_What this task involves:_ Which lines in the records below contain the string "Fixed"? Pull out each of those lines in full.

_Items:_
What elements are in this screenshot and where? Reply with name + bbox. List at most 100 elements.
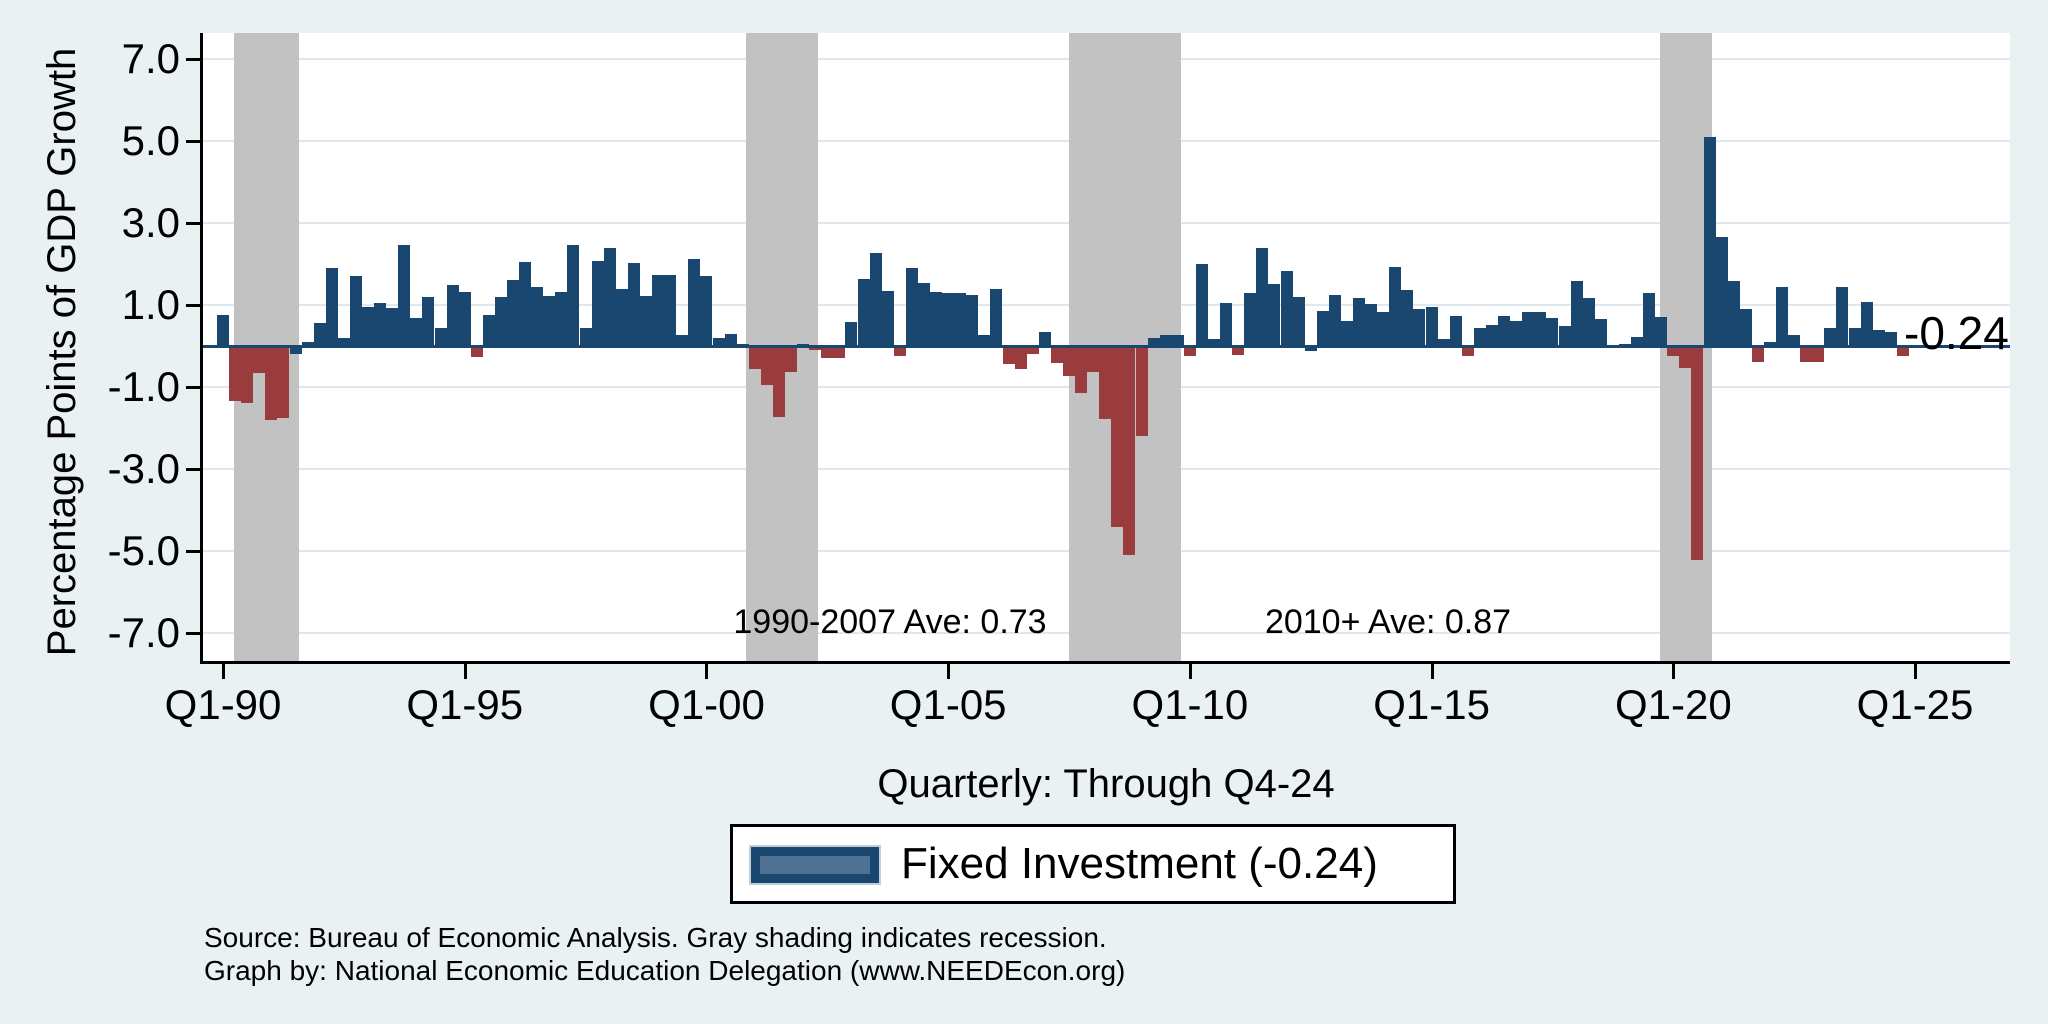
bar-Q2-21 <box>1727 280 1740 346</box>
bar-Q1-17 <box>1522 311 1535 346</box>
bar-Q1-95 <box>458 291 471 346</box>
x-tick-Q1-95 <box>463 664 467 679</box>
bar-Q3-97 <box>579 327 592 346</box>
bar-Q3-98 <box>627 263 640 346</box>
bar-Q1-04 <box>893 346 906 357</box>
x-tick-label-Q1-10: Q1-10 <box>1131 681 1249 728</box>
x-tick-label-Q1-20: Q1-20 <box>1614 681 1732 728</box>
legend: Fixed Investment (-0.24) <box>730 824 1456 904</box>
legend-swatch <box>751 847 879 883</box>
y-tick-label--3.0: -3.0 <box>107 445 180 493</box>
bar-Q3-21 <box>1739 309 1752 346</box>
bar-Q1-05 <box>942 293 955 346</box>
bar-Q1-92 <box>313 322 326 346</box>
bar-Q2-92 <box>325 268 338 346</box>
bar-Q1-23 <box>1812 346 1825 362</box>
y-tick-7.0 <box>186 57 202 61</box>
zero-baseline <box>202 345 2010 348</box>
x-tick-Q1-25 <box>1914 664 1918 679</box>
bar-Q4-98 <box>639 296 652 346</box>
x-tick-Q1-05 <box>947 664 951 679</box>
bar-Q2-01 <box>760 346 773 385</box>
bar-Q2-20 <box>1679 346 1692 369</box>
bar-Q4-97 <box>591 260 604 346</box>
bar-Q3-17 <box>1546 318 1559 346</box>
bar-Q1-18 <box>1570 280 1583 346</box>
bar-Q2-19 <box>1631 337 1644 346</box>
annotation-ave-1990-2007: 1990-2007 Ave: 0.73 <box>733 603 1047 641</box>
y-tick--1.0 <box>186 386 202 390</box>
bar-Q1-97 <box>555 291 568 346</box>
legend-label: Fixed Investment (-0.24) <box>901 839 1378 888</box>
x-tick-Q1-15 <box>1430 664 1434 679</box>
bar-Q3-00 <box>724 334 737 346</box>
source-line: Source: Bureau of Economic Analysis. Gra… <box>204 922 1107 953</box>
bar-Q2-96 <box>519 261 532 346</box>
bar-Q4-24 <box>1896 346 1909 356</box>
bar-Q4-02 <box>833 346 846 359</box>
bar-Q1-94 <box>410 318 423 346</box>
bar-Q4-03 <box>881 290 894 346</box>
bar-Q2-95 <box>470 346 483 357</box>
bar-Q3-05 <box>966 295 979 346</box>
y-tick-5.0 <box>186 139 202 143</box>
y-tick--7.0 <box>186 632 202 636</box>
bar-Q4-21 <box>1751 346 1764 363</box>
bar-Q2-17 <box>1534 312 1547 346</box>
bar-Q3-91 <box>289 346 302 355</box>
bar-Q3-18 <box>1594 318 1607 346</box>
bar-Q4-91 <box>301 341 314 346</box>
bar-Q2-06 <box>1002 346 1015 365</box>
bar-Q4-99 <box>688 258 701 346</box>
bar-Q1-90 <box>217 315 229 346</box>
bar-Q2-03 <box>857 279 870 346</box>
bar-Q1-11 <box>1232 346 1245 356</box>
bar-Q2-22 <box>1776 287 1789 346</box>
bar-Q4-19 <box>1655 317 1668 346</box>
bar-Q3-94 <box>434 328 447 346</box>
bar-Q3-95 <box>482 315 495 346</box>
bar-Q1-16 <box>1473 327 1486 346</box>
bar-Q3-01 <box>772 346 785 418</box>
bar-Q3-24 <box>1884 331 1897 346</box>
bar-Q3-04 <box>917 283 930 346</box>
bar-Q3-10 <box>1208 339 1221 346</box>
bar-Q3-93 <box>386 308 399 346</box>
bar-Q4-22 <box>1800 346 1813 362</box>
bar-Q4-13 <box>1365 304 1378 346</box>
x-tick-Q1-90 <box>222 664 226 679</box>
bar-Q3-16 <box>1498 316 1511 346</box>
bar-Q3-03 <box>869 253 882 346</box>
bar-Q1-08 <box>1087 346 1100 372</box>
bar-Q4-07 <box>1075 346 1088 394</box>
bar-Q2-90 <box>229 346 242 402</box>
bar-Q4-93 <box>398 244 411 346</box>
bar-Q2-11 <box>1244 293 1257 346</box>
x-tick-label-Q1-95: Q1-95 <box>406 681 524 728</box>
bar-Q4-00 <box>736 343 749 346</box>
x-axis-line <box>200 661 2010 664</box>
y-tick-1.0 <box>186 303 202 307</box>
bar-Q1-00 <box>700 276 713 346</box>
bar-Q3-92 <box>337 337 350 346</box>
bar-Q2-07 <box>1050 346 1063 363</box>
y-tick-label--7.0: -7.0 <box>107 609 180 657</box>
bar-Q1-02 <box>797 343 810 346</box>
bar-Q2-09 <box>1147 338 1160 346</box>
bar-Q1-96 <box>507 279 520 346</box>
bar-Q3-23 <box>1836 287 1849 346</box>
bar-Q1-14 <box>1377 312 1390 346</box>
bar-Q3-19 <box>1643 293 1656 346</box>
bar-Q3-22 <box>1788 334 1801 346</box>
bar-Q1-19 <box>1618 343 1631 346</box>
bar-Q4-92 <box>349 276 362 346</box>
bar-Q4-16 <box>1510 320 1523 346</box>
bar-Q2-91 <box>277 346 290 418</box>
bar-Q1-10 <box>1183 346 1196 356</box>
bar-Q3-96 <box>531 287 544 346</box>
y-tick-label-7.0: 7.0 <box>121 34 180 82</box>
bar-Q3-06 <box>1014 346 1027 369</box>
y-tick-label-5.0: 5.0 <box>121 116 180 164</box>
bar-Q1-09 <box>1135 346 1148 437</box>
bar-Q2-08 <box>1099 346 1112 420</box>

_Correct response:_
legend: Fixed Investment (-0.24) <box>730 824 1456 904</box>
legend-label: Fixed Investment (-0.24) <box>901 839 1378 888</box>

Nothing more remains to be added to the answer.